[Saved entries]
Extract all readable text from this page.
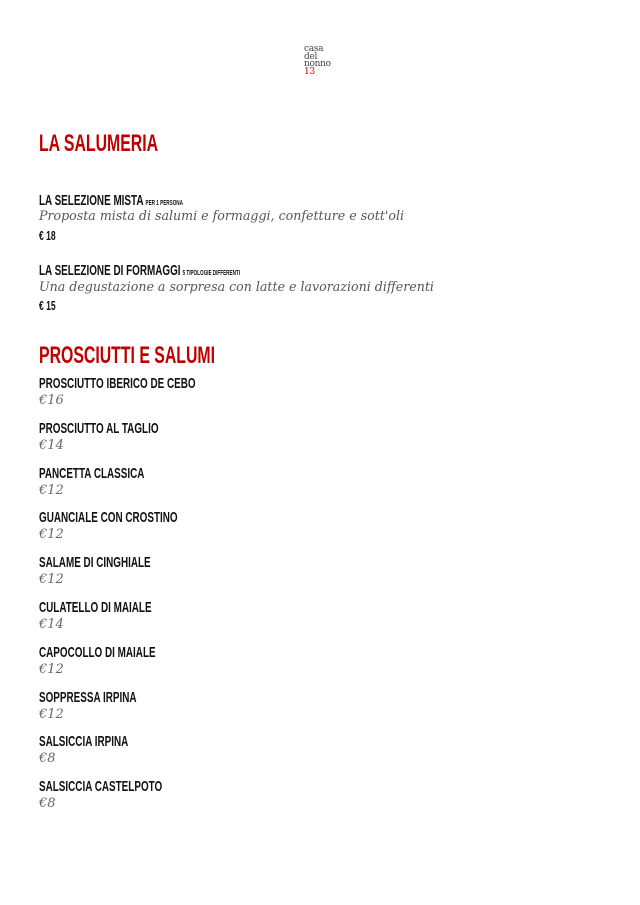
casa
del
nonno
13
LA SALUMERIA
LA SELEZIONE MISTA PER 1 PERSONA
Proposta mista di salumi e formaggi, confetture e sott'oli
€ 18
LA SELEZIONE DI FORMAGGI 5 TIPOLOGIE DIFFERENTI
Una degustazione a sorpresa con latte e lavorazioni differenti
€ 15
PROSCIUTTI E SALUMI
PROSCIUTTO IBERICO DE CEBO
€16
PROSCIUTTO AL TAGLIO
€14
PANCETTA CLASSICA
€12
GUANCIALE CON CROSTINO
€12
SALAME DI CINGHIALE
€12
CULATELLO DI MAIALE
€14
CAPOCOLLO DI MAIALE
€12
SOPPRESSA IRPINA
€12
SALSICCIA IRPINA
€8
SALSICCIA CASTELPOTO
€8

# [Aim]
All of the lines above should be retyped precisely, apart from the pictures.

# [Task answer]
Extract all readable text from this page.
casa
del
nonno
13
LA SALUMERIA
LA SELEZIONE MISTA PER 1 PERSONA
Proposta mista di salumi e formaggi, confetture e sott'oli
€ 18
LA SELEZIONE DI FORMAGGI 5 TIPOLOGIE DIFFERENTI
Una degustazione a sorpresa con latte e lavorazioni differenti
€ 15
PROSCIUTTI E SALUMI
PROSCIUTTO IBERICO DE CEBO
€16
PROSCIUTTO AL TAGLIO
€14
PANCETTA CLASSICA
€12
GUANCIALE CON CROSTINO
€12
SALAME DI CINGHIALE
€12
CULATELLO DI MAIALE
€14
CAPOCOLLO DI MAIALE
€12
SOPPRESSA IRPINA
€12
SALSICCIA IRPINA
€8
SALSICCIA CASTELPOTO
€8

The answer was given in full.